● **GIVEN EXERCISE**:
Return all of the data exactly as written, without the pictures.

● **DATA ROWS**:
================================

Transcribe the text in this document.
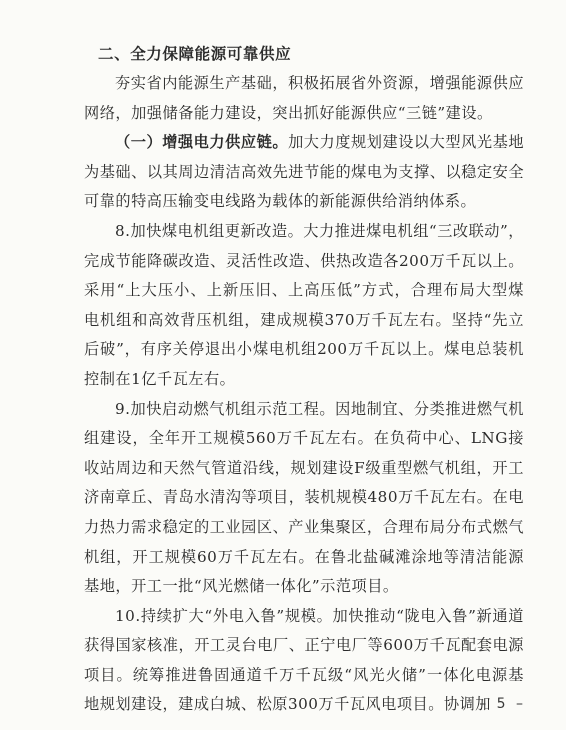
二、全力保障能源可靠供应

夯实省内能源生产基础，积极拓展省外资源，增强能源供应网络，加强储备能力建设，突出抓好能源供应“三链”建设。

（一）增强电力供应链。加大力度规划建设以大型风光基地为基础、以其周边清洁高效先进节能的煤电为支撑、以稳定安全可靠的特高压输变电线路为载体的新能源供给消纳体系。

8.加快煤电机组更新改造。大力推进煤电机组“三改联动”，完成节能降碳改造、灵活性改造、供热改造各200万千瓦以上。采用“上大压小、上新压旧、上高压低”方式，合理布局大型煤电机组和高效背压机组，建成规模370万千瓦左右。坚持“先立后破”，有序关停退出小煤电机组200万千瓦以上。煤电总装机控制在1亿千瓦左右。

9.加快启动燃气机组示范工程。因地制宜、分类推进燃气机组建设，全年开工规模560万千瓦左右。在负荷中心、LNG接收站周边和天然气管道沿线，规划建设F级重型燃气机组，开工济南章丘、青岛水清沟等项目，装机规模480万千瓦左右。在电力热力需求稳定的工业园区、产业集聚区，合理布局分布式燃气机组，开工规模60万千瓦左右。在鲁北盐碱滩涂地等清洁能源基地，开工一批“风光燃储一体化”示范项目。

10.持续扩大“外电入鲁”规模。加快推动“陇电入鲁”新通道获得国家核准，开工灵台电厂、正宁电厂等600万千瓦配套电源项目。统筹推进鲁固通道千万千瓦级“风光火储”一体化电源基地规划建设，建成白城、松原300万千瓦风电项目。协调加

– 5 –
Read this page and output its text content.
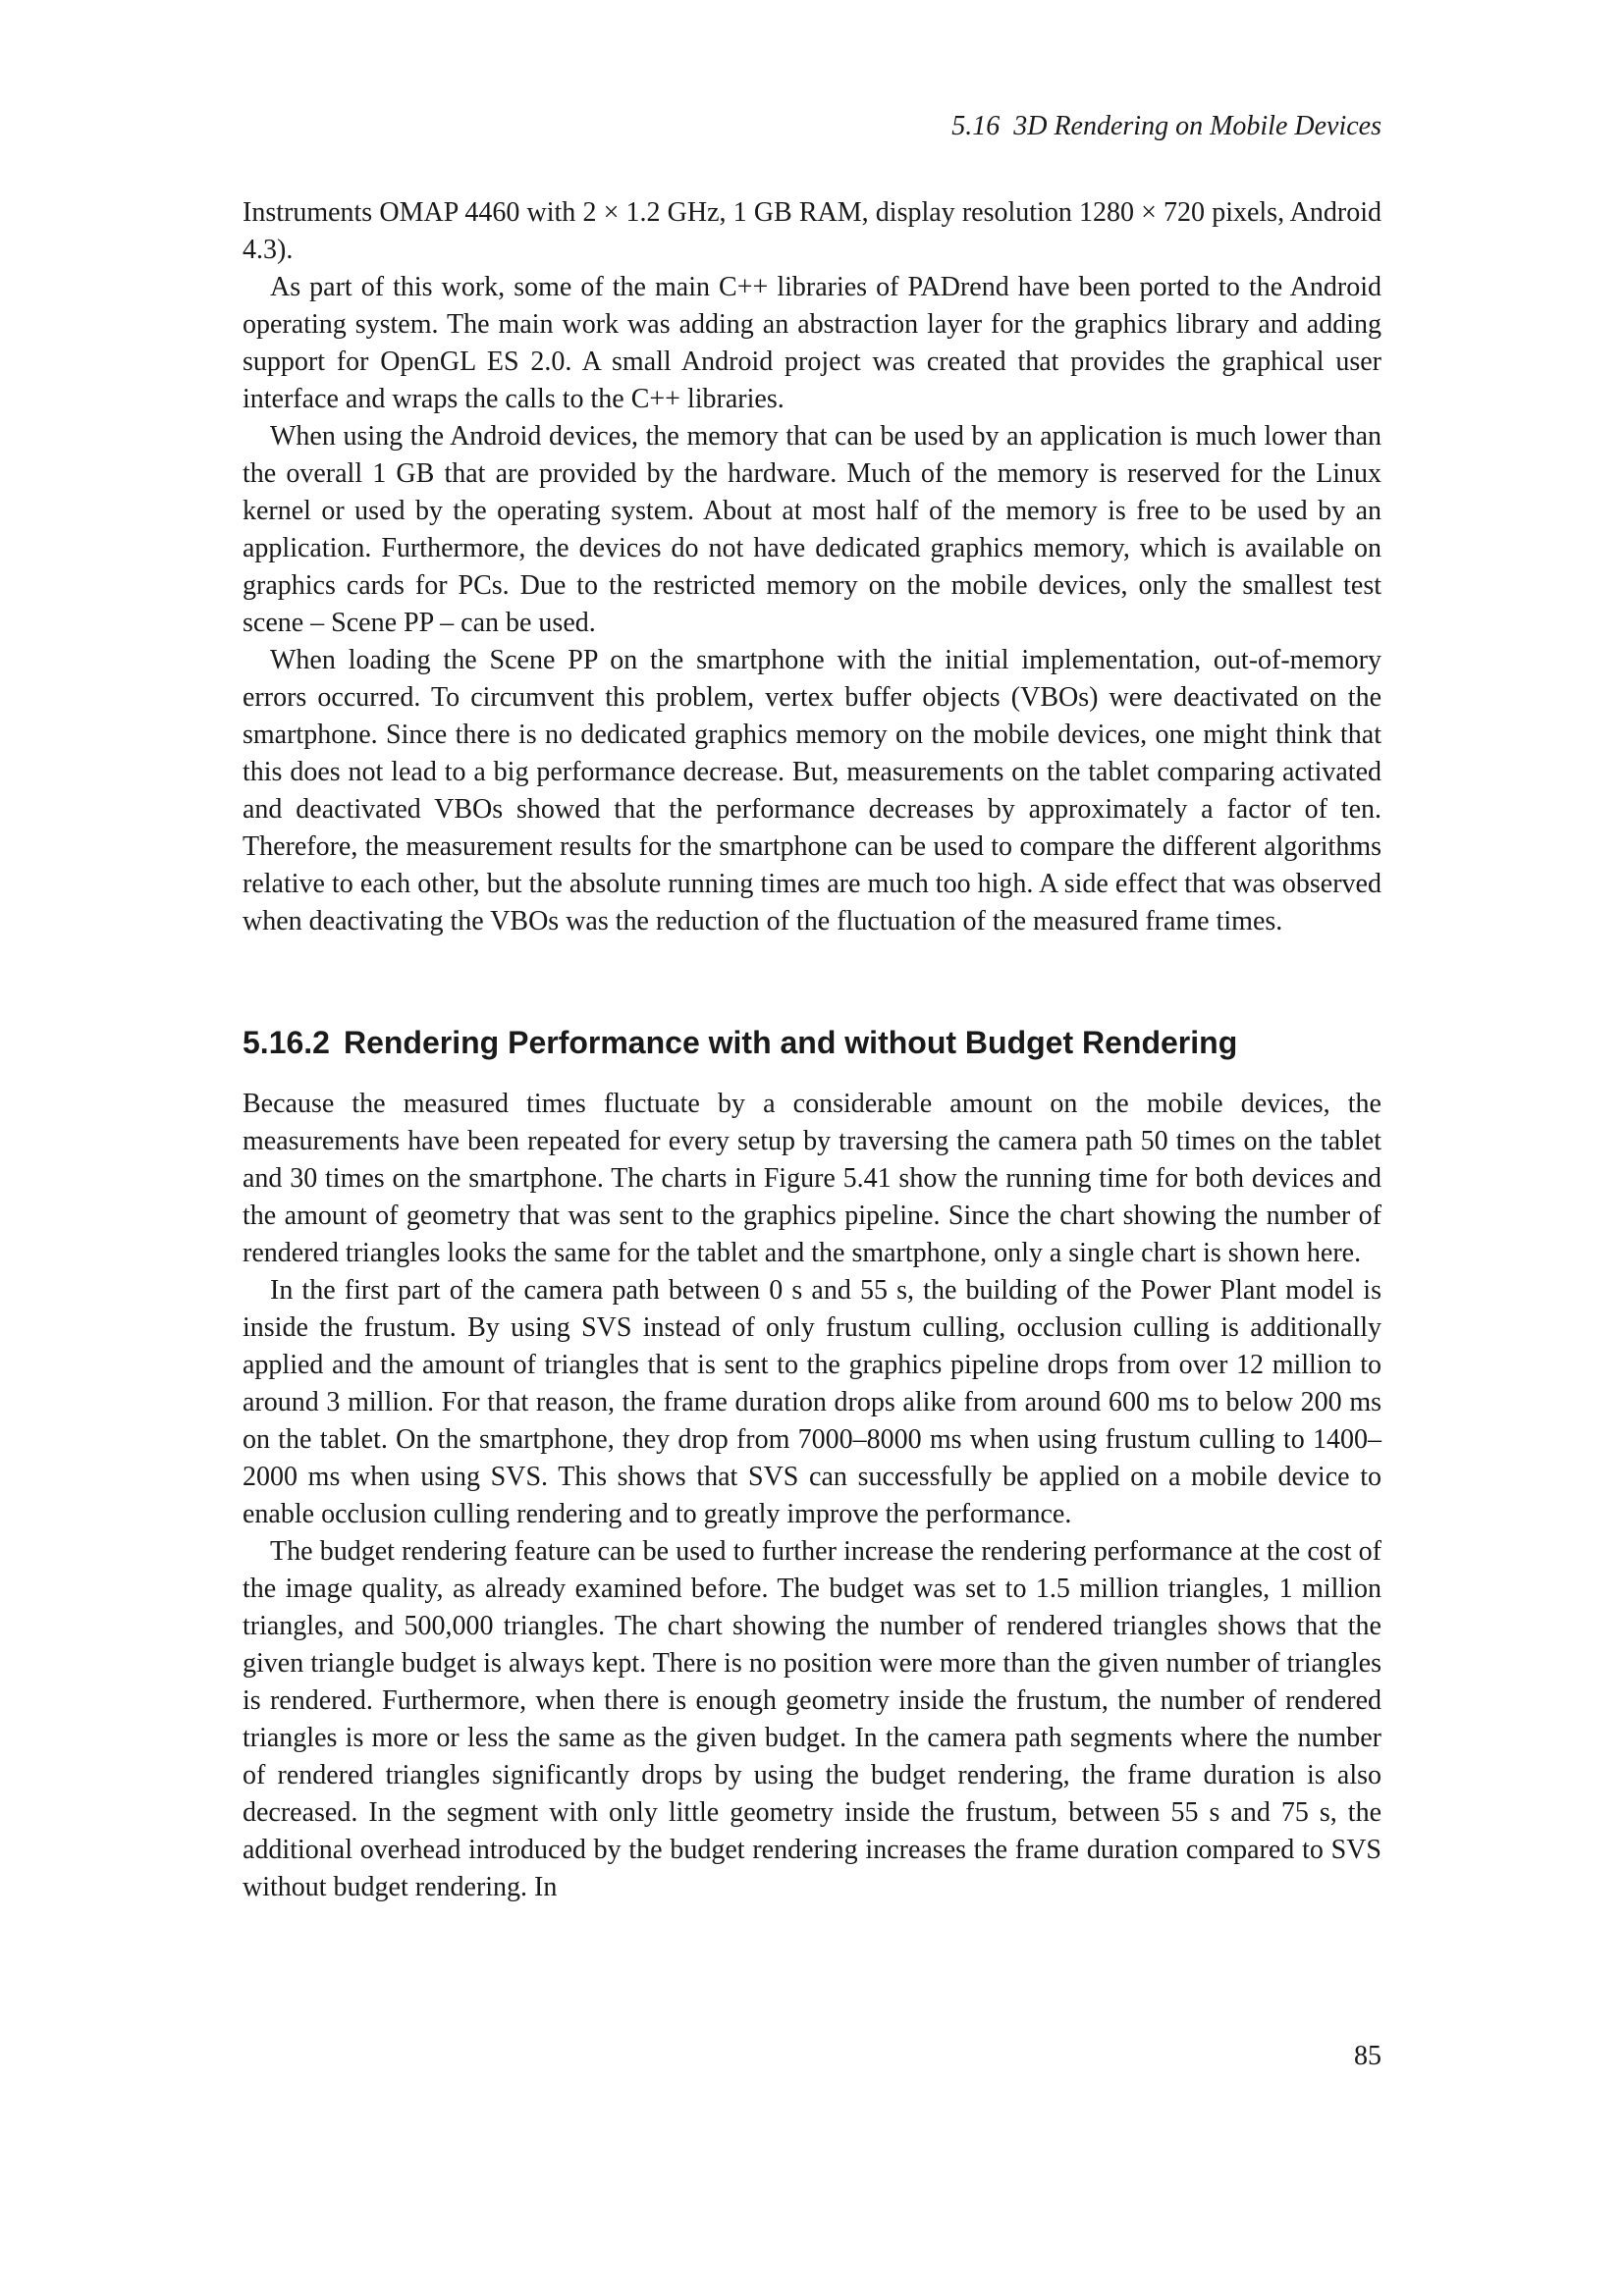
5.16 3D Rendering on Mobile Devices

Instruments OMAP 4460 with 2 × 1.2 GHz, 1 GB RAM, display resolution 1280 × 720 pixels, Android 4.3).

As part of this work, some of the main C++ libraries of PADrend have been ported to the Android operating system. The main work was adding an abstraction layer for the graphics library and adding support for OpenGL ES 2.0. A small Android project was created that provides the graphical user interface and wraps the calls to the C++ libraries.

When using the Android devices, the memory that can be used by an application is much lower than the overall 1 GB that are provided by the hardware. Much of the memory is reserved for the Linux kernel or used by the operating system. About at most half of the memory is free to be used by an application. Furthermore, the devices do not have dedicated graphics memory, which is available on graphics cards for PCs. Due to the restricted memory on the mobile devices, only the smallest test scene – Scene PP – can be used.

When loading the Scene PP on the smartphone with the initial implementation, out-of-memory errors occurred. To circumvent this problem, vertex buffer objects (VBOs) were deactivated on the smartphone. Since there is no dedicated graphics memory on the mobile devices, one might think that this does not lead to a big performance decrease. But, measurements on the tablet comparing activated and deactivated VBOs showed that the performance decreases by approximately a factor of ten. Therefore, the measurement results for the smartphone can be used to compare the different algorithms relative to each other, but the absolute running times are much too high. A side effect that was observed when deactivating the VBOs was the reduction of the fluctuation of the measured frame times.

5.16.2 Rendering Performance with and without Budget Rendering

Because the measured times fluctuate by a considerable amount on the mobile devices, the measurements have been repeated for every setup by traversing the camera path 50 times on the tablet and 30 times on the smartphone. The charts in Figure 5.41 show the running time for both devices and the amount of geometry that was sent to the graphics pipeline. Since the chart showing the number of rendered triangles looks the same for the tablet and the smartphone, only a single chart is shown here.

In the first part of the camera path between 0 s and 55 s, the building of the Power Plant model is inside the frustum. By using SVS instead of only frustum culling, occlusion culling is additionally applied and the amount of triangles that is sent to the graphics pipeline drops from over 12 million to around 3 million. For that reason, the frame duration drops alike from around 600 ms to below 200 ms on the tablet. On the smartphone, they drop from 7000–8000 ms when using frustum culling to 1400–2000 ms when using SVS. This shows that SVS can successfully be applied on a mobile device to enable occlusion culling rendering and to greatly improve the performance.

The budget rendering feature can be used to further increase the rendering performance at the cost of the image quality, as already examined before. The budget was set to 1.5 million triangles, 1 million triangles, and 500,000 triangles. The chart showing the number of rendered triangles shows that the given triangle budget is always kept. There is no position were more than the given number of triangles is rendered. Furthermore, when there is enough geometry inside the frustum, the number of rendered triangles is more or less the same as the given budget. In the camera path segments where the number of rendered triangles significantly drops by using the budget rendering, the frame duration is also decreased. In the segment with only little geometry inside the frustum, between 55 s and 75 s, the additional overhead introduced by the budget rendering increases the frame duration compared to SVS without budget rendering. In

85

================================

● **WRITTEN REPLY**:
Transcribe the text in this document.
二、全力保障能源可靠供应

夯实省内能源生产基础，积极拓展省外资源，增强能源供应网络，加强储备能力建设，突出抓好能源供应“三链”建设。

（一）增强电力供应链。加大力度规划建设以大型风光基地为基础、以其周边清洁高效先进节能的煤电为支撑、以稳定安全可靠的特高压输变电线路为载体的新能源供给消纳体系。

8.加快煤电机组更新改造。大力推进煤电机组“三改联动”，完成节能降碳改造、灵活性改造、供热改造各200万千瓦以上。采用“上大压小、上新压旧、上高压低”方式，合理布局大型煤电机组和高效背压机组，建成规模370万千瓦左右。坚持“先立后破”，有序关停退出小煤电机组200万千瓦以上。煤电总装机控制在1亿千瓦左右。

9.加快启动燃气机组示范工程。因地制宜、分类推进燃气机组建设，全年开工规模560万千瓦左右。在负荷中心、LNG接收站周边和天然气管道沿线，规划建设F级重型燃气机组，开工济南章丘、青岛水清沟等项目，装机规模480万千瓦左右。在电力热力需求稳定的工业园区、产业集聚区，合理布局分布式燃气机组，开工规模60万千瓦左右。在鲁北盐碱滩涂地等清洁能源基地，开工一批“风光燃储一体化”示范项目。

10.持续扩大“外电入鲁”规模。加快推动“陇电入鲁”新通道获得国家核准，开工灵台电厂、正宁电厂等600万千瓦配套电源项目。统筹推进鲁固通道千万千瓦级“风光火储”一体化电源基地规划建设，建成白城、松原300万千瓦风电项目。协调加

– 5 –
Read this page and output its text content.
5.16 3D Rendering on Mobile Devices

Instruments OMAP 4460 with 2 × 1.2 GHz, 1 GB RAM, display resolution 1280 × 720 pixels, Android 4.3).

As part of this work, some of the main C++ libraries of PADrend have been ported to the Android operating system. The main work was adding an abstraction layer for the graphics library and adding support for OpenGL ES 2.0. A small Android project was created that provides the graphical user interface and wraps the calls to the C++ libraries.

When using the Android devices, the memory that can be used by an application is much lower than the overall 1 GB that are provided by the hardware. Much of the memory is reserved for the Linux kernel or used by the operating system. About at most half of the memory is free to be used by an application. Furthermore, the devices do not have dedicated graphics memory, which is available on graphics cards for PCs. Due to the restricted memory on the mobile devices, only the smallest test scene – Scene PP – can be used.

When loading the Scene PP on the smartphone with the initial implementation, out-of-memory errors occurred. To circumvent this problem, vertex buffer objects (VBOs) were deactivated on the smartphone. Since there is no dedicated graphics memory on the mobile devices, one might think that this does not lead to a big performance decrease. But, measurements on the tablet comparing activated and deactivated VBOs showed that the performance decreases by approximately a factor of ten. Therefore, the measurement results for the smartphone can be used to compare the different algorithms relative to each other, but the absolute running times are much too high. A side effect that was observed when deactivating the VBOs was the reduction of the fluctuation of the measured frame times.

5.16.2 Rendering Performance with and without Budget Rendering

Because the measured times fluctuate by a considerable amount on the mobile devices, the measurements have been repeated for every setup by traversing the camera path 50 times on the tablet and 30 times on the smartphone. The charts in Figure 5.41 show the running time for both devices and the amount of geometry that was sent to the graphics pipeline. Since the chart showing the number of rendered triangles looks the same for the tablet and the smartphone, only a single chart is shown here.

In the first part of the camera path between 0 s and 55 s, the building of the Power Plant model is inside the frustum. By using SVS instead of only frustum culling, occlusion culling is additionally applied and the amount of triangles that is sent to the graphics pipeline drops from over 12 million to around 3 million. For that reason, the frame duration drops alike from around 600 ms to below 200 ms on the tablet. On the smartphone, they drop from 7000–8000 ms when using frustum culling to 1400–2000 ms when using SVS. This shows that SVS can successfully be applied on a mobile device to enable occlusion culling rendering and to greatly improve the performance.

The budget rendering feature can be used to further increase the rendering performance at the cost of the image quality, as already examined before. The budget was set to 1.5 million triangles, 1 million triangles, and 500,000 triangles. The chart showing the number of rendered triangles shows that the given triangle budget is always kept. There is no position were more than the given number of triangles is rendered. Furthermore, when there is enough geometry inside the frustum, the number of rendered triangles is more or less the same as the given budget. In the camera path segments where the number of rendered triangles significantly drops by using the budget rendering, the frame duration is also decreased. In the segment with only little geometry inside the frustum, between 55 s and 75 s, the additional overhead introduced by the budget rendering increases the frame duration compared to SVS without budget rendering. In

85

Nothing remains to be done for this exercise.